> [Written exercise]:
Exactly repeat the material, dropping every picture from the copy.

> [Collected data entries]:
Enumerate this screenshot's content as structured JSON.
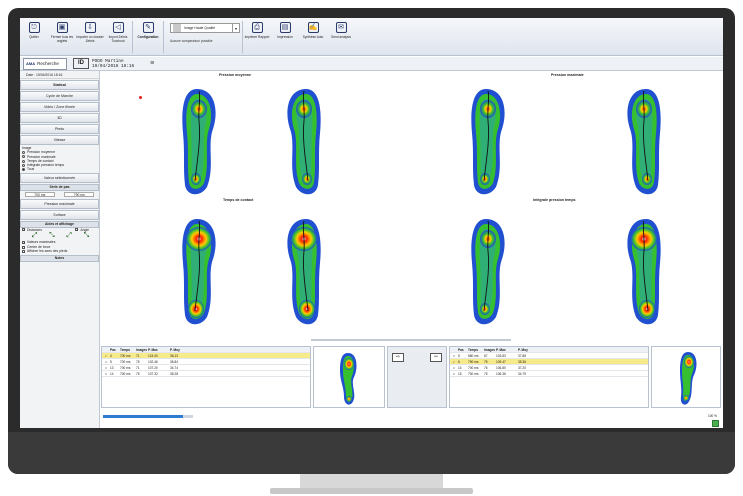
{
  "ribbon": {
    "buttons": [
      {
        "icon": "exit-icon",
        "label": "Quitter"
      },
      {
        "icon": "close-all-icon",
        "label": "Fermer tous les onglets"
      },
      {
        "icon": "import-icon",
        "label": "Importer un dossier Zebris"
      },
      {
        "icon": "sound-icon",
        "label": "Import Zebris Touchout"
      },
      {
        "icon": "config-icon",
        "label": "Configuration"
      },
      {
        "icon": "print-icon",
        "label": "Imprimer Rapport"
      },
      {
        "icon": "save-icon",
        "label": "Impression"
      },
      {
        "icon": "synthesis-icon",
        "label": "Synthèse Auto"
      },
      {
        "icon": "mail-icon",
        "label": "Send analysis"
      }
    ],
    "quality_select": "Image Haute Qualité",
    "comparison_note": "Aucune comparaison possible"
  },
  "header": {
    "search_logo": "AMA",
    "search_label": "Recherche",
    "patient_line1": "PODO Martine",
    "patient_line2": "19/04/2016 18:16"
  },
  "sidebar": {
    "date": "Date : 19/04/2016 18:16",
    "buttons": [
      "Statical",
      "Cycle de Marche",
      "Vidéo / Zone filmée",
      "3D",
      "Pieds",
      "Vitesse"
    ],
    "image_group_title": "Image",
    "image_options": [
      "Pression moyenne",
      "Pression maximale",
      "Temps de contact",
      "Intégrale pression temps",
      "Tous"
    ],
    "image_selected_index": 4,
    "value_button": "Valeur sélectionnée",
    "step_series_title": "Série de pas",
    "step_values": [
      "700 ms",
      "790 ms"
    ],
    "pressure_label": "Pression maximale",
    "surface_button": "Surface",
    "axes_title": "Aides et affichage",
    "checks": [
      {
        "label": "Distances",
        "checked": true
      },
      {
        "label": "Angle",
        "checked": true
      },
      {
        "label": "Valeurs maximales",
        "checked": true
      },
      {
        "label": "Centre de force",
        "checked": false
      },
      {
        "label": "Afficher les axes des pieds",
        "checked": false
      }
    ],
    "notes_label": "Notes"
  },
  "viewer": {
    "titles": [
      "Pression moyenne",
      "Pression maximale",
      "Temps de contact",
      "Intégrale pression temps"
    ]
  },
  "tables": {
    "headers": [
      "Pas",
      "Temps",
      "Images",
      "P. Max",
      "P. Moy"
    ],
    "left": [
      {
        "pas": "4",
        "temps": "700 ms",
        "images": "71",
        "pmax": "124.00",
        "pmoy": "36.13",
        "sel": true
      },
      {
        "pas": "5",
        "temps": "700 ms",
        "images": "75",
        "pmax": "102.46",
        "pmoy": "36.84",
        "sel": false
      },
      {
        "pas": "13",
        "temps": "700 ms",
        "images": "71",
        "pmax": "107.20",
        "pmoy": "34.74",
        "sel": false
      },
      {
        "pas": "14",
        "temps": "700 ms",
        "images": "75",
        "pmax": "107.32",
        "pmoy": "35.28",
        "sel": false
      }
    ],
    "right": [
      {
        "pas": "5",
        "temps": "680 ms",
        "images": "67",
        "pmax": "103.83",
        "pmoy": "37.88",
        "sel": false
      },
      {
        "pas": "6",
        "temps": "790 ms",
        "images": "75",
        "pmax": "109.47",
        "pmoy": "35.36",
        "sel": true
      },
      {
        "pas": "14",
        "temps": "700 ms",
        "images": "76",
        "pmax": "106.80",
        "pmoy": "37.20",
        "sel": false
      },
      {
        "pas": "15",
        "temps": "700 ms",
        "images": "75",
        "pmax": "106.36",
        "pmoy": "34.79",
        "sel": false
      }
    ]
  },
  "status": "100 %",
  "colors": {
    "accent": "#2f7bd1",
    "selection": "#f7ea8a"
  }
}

> [The solution]:
Enumerate this screenshot's content as structured JSON.
{
  "ribbon": {
    "buttons": [
      {
        "icon": "exit-icon",
        "label": "Quitter"
      },
      {
        "icon": "close-all-icon",
        "label": "Fermer tous les onglets"
      },
      {
        "icon": "import-icon",
        "label": "Importer un dossier Zebris"
      },
      {
        "icon": "sound-icon",
        "label": "Import Zebris Touchout"
      },
      {
        "icon": "config-icon",
        "label": "Configuration"
      },
      {
        "icon": "print-icon",
        "label": "Imprimer Rapport"
      },
      {
        "icon": "save-icon",
        "label": "Impression"
      },
      {
        "icon": "synthesis-icon",
        "label": "Synthèse Auto"
      },
      {
        "icon": "mail-icon",
        "label": "Send analysis"
      }
    ],
    "quality_select": "Image Haute Qualité",
    "comparison_note": "Aucune comparaison possible"
  },
  "header": {
    "search_logo": "AMA",
    "search_label": "Recherche",
    "patient_line1": "PODO Martine",
    "patient_line2": "19/04/2016 18:16"
  },
  "sidebar": {
    "date": "Date : 19/04/2016 18:16",
    "buttons": [
      "Statical",
      "Cycle de Marche",
      "Vidéo / Zone filmée",
      "3D",
      "Pieds",
      "Vitesse"
    ],
    "image_group_title": "Image",
    "image_options": [
      "Pression moyenne",
      "Pression maximale",
      "Temps de contact",
      "Intégrale pression temps",
      "Tous"
    ],
    "image_selected_index": 4,
    "value_button": "Valeur sélectionnée",
    "step_series_title": "Série de pas",
    "step_values": [
      "700 ms",
      "790 ms"
    ],
    "pressure_label": "Pression maximale",
    "surface_button": "Surface",
    "axes_title": "Aides et affichage",
    "checks": [
      {
        "label": "Distances",
        "checked": true
      },
      {
        "label": "Angle",
        "checked": true
      },
      {
        "label": "Valeurs maximales",
        "checked": true
      },
      {
        "label": "Centre de force",
        "checked": false
      },
      {
        "label": "Afficher les axes des pieds",
        "checked": false
      }
    ],
    "notes_label": "Notes"
  },
  "viewer": {
    "titles": [
      "Pression moyenne",
      "Pression maximale",
      "Temps de contact",
      "Intégrale pression temps"
    ]
  },
  "tables": {
    "headers": [
      "Pas",
      "Temps",
      "Images",
      "P. Max",
      "P. Moy"
    ],
    "left": [
      {
        "pas": "4",
        "temps": "700 ms",
        "images": "71",
        "pmax": "124.00",
        "pmoy": "36.13",
        "sel": true
      },
      {
        "pas": "5",
        "temps": "700 ms",
        "images": "75",
        "pmax": "102.46",
        "pmoy": "36.84",
        "sel": false
      },
      {
        "pas": "13",
        "temps": "700 ms",
        "images": "71",
        "pmax": "107.20",
        "pmoy": "34.74",
        "sel": false
      },
      {
        "pas": "14",
        "temps": "700 ms",
        "images": "75",
        "pmax": "107.32",
        "pmoy": "35.28",
        "sel": false
      }
    ],
    "right": [
      {
        "pas": "5",
        "temps": "680 ms",
        "images": "67",
        "pmax": "103.83",
        "pmoy": "37.88",
        "sel": false
      },
      {
        "pas": "6",
        "temps": "790 ms",
        "images": "75",
        "pmax": "109.47",
        "pmoy": "35.36",
        "sel": true
      },
      {
        "pas": "14",
        "temps": "700 ms",
        "images": "76",
        "pmax": "106.80",
        "pmoy": "37.20",
        "sel": false
      },
      {
        "pas": "15",
        "temps": "700 ms",
        "images": "75",
        "pmax": "106.36",
        "pmoy": "34.79",
        "sel": false
      }
    ]
  },
  "status": "100 %",
  "colors": {
    "accent": "#2f7bd1",
    "selection": "#f7ea8a"
  }
}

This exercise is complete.